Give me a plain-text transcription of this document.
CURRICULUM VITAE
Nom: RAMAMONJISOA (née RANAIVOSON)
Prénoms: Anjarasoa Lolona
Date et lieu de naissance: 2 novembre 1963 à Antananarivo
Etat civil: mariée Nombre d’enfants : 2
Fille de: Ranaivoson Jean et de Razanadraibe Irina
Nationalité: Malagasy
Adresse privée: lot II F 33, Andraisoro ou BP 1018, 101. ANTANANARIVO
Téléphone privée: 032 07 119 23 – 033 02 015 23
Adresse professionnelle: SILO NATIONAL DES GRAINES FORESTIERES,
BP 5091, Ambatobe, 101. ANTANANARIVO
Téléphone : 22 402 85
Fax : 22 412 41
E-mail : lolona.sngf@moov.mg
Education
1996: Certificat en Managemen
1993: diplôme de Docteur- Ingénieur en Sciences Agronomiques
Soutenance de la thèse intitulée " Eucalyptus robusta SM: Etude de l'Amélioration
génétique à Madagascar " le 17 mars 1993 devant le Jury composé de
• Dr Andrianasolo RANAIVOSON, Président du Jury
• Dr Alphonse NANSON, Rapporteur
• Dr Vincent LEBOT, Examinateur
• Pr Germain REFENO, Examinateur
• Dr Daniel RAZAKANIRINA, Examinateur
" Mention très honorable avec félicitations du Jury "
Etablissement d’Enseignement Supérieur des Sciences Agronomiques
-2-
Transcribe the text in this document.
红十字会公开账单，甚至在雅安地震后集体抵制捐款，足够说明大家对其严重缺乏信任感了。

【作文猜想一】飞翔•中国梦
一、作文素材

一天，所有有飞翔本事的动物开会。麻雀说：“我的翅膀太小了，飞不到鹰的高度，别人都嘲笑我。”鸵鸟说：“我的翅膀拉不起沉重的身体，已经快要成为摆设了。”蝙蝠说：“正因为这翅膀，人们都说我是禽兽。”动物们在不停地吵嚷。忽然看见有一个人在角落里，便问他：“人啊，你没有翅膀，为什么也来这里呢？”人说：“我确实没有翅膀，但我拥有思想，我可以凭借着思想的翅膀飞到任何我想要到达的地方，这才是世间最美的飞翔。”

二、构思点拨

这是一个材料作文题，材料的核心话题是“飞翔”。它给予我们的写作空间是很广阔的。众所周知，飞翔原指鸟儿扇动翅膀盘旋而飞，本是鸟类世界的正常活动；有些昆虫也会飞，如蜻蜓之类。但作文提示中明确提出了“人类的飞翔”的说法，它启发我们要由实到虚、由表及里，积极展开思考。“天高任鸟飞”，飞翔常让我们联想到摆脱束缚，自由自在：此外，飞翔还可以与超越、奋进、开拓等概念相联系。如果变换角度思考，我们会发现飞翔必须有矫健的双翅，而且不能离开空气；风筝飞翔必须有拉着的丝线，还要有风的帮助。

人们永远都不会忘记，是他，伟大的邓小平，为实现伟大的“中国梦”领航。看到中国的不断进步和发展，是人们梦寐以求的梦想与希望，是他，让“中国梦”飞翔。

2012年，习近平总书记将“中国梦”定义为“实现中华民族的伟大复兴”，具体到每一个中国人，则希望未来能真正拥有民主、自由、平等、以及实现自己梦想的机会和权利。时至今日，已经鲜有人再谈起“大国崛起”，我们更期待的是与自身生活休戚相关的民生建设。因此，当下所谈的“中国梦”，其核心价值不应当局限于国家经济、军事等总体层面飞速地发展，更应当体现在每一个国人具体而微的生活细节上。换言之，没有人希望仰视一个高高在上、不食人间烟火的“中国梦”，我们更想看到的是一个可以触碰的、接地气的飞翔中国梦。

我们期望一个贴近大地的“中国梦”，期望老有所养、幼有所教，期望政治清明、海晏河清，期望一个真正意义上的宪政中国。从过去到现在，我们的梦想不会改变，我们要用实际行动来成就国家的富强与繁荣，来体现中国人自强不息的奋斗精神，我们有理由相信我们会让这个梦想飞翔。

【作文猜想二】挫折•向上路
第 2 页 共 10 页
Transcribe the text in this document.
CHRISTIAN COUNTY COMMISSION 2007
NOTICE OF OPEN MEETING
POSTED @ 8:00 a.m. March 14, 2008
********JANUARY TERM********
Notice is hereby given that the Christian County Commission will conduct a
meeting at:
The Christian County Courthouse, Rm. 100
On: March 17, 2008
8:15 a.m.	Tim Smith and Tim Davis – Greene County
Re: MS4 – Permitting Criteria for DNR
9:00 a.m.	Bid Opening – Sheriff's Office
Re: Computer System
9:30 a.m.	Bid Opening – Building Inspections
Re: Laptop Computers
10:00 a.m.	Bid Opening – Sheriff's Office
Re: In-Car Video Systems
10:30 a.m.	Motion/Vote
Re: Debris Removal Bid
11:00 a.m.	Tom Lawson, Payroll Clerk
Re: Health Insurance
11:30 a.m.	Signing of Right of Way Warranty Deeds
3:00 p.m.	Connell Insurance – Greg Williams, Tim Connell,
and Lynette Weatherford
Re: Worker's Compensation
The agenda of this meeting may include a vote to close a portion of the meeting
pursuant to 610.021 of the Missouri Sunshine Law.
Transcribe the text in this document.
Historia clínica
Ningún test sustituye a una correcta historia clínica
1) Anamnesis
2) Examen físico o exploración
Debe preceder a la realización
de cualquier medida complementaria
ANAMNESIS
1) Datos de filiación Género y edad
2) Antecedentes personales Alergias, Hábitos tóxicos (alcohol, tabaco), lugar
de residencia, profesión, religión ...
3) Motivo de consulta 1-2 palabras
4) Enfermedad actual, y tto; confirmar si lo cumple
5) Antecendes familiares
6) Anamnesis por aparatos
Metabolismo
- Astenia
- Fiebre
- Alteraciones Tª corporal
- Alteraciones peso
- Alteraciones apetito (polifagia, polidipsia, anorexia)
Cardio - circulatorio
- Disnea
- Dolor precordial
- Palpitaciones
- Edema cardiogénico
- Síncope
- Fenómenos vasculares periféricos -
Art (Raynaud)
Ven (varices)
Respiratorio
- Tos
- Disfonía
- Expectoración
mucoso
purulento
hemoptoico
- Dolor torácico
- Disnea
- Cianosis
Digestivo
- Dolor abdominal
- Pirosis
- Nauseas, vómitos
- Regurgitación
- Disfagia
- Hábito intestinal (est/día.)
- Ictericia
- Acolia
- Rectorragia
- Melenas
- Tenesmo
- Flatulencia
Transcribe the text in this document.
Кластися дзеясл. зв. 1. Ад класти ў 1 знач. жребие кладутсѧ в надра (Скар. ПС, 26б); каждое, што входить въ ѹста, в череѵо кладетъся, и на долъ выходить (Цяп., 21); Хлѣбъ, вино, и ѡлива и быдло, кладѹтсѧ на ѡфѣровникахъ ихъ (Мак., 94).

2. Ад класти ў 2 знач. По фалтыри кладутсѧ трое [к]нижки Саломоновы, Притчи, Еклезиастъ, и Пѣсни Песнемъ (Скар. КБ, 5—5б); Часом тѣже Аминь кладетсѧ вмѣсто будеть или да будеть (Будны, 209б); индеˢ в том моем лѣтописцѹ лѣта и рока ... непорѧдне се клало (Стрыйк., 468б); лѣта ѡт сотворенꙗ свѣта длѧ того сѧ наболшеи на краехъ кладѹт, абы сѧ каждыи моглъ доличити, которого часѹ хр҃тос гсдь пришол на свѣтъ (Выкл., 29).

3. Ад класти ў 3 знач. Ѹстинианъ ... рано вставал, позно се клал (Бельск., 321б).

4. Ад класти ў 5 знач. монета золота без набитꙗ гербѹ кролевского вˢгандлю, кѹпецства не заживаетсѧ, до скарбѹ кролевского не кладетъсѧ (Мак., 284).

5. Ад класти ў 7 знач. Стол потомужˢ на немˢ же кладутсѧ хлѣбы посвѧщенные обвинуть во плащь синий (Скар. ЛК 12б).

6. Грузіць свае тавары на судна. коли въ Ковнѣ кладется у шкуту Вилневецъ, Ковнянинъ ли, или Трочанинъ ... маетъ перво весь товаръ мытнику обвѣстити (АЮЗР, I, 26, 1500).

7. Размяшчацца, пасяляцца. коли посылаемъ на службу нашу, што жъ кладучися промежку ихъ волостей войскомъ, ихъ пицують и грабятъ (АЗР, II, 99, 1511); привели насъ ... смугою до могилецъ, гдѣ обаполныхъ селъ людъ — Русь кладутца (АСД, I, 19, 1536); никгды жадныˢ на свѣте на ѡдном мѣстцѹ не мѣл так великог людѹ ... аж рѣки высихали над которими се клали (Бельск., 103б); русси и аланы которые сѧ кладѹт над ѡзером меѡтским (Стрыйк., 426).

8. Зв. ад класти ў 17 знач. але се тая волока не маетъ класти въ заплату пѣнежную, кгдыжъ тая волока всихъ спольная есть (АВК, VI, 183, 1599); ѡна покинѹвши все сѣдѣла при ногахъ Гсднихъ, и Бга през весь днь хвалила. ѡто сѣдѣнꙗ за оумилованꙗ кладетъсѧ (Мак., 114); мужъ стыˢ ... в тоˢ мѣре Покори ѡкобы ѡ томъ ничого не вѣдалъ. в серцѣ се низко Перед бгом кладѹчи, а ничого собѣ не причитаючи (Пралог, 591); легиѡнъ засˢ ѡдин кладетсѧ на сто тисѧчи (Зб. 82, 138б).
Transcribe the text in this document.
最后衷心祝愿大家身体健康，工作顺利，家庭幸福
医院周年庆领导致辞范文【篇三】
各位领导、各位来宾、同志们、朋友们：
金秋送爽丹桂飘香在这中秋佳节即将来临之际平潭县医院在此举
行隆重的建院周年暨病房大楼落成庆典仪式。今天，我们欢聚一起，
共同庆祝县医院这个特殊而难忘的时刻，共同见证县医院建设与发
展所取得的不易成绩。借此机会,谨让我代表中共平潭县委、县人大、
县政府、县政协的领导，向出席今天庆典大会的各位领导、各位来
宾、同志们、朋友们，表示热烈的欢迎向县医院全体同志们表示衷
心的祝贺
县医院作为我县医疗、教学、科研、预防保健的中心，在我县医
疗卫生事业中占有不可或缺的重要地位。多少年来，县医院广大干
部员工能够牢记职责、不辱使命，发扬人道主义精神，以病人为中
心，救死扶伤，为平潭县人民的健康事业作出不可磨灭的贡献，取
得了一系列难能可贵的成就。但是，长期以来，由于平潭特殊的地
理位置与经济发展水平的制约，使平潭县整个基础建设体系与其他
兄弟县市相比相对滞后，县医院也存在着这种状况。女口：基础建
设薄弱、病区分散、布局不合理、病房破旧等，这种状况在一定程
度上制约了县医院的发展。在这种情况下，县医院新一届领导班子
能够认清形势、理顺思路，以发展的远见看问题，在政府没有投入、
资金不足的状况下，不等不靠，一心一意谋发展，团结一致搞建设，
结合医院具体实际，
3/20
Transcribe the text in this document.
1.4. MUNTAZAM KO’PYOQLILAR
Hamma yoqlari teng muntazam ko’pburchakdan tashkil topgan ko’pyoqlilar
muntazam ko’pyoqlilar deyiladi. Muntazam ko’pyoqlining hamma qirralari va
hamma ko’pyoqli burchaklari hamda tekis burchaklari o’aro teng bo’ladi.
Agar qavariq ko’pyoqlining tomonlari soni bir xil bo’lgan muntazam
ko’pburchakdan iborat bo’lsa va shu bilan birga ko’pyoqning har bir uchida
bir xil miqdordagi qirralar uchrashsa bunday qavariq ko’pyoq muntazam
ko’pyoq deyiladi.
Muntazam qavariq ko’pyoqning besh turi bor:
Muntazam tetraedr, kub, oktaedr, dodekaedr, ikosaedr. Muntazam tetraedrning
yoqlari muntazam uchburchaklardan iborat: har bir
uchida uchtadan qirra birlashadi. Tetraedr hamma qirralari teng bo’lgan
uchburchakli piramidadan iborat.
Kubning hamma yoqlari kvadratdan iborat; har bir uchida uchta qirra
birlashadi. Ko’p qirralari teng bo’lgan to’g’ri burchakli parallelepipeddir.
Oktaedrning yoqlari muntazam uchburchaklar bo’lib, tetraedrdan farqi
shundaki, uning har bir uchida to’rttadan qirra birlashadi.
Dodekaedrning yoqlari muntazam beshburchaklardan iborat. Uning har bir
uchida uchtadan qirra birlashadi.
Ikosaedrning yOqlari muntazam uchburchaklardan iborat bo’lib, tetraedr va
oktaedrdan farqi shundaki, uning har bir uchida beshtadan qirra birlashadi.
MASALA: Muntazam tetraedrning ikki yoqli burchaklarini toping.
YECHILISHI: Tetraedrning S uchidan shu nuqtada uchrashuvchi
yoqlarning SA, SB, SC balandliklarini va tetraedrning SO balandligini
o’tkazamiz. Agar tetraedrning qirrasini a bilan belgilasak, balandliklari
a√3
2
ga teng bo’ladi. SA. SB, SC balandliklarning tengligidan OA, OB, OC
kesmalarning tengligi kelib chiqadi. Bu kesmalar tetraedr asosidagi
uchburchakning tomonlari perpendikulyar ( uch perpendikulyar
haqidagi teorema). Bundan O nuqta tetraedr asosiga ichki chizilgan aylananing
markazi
━━━━━━━━━━━━━━━━━━━━
Exercise details. Say how many lines in the listing above include "кладетъсѧ". Give nothing but the number.

Worked solution. 2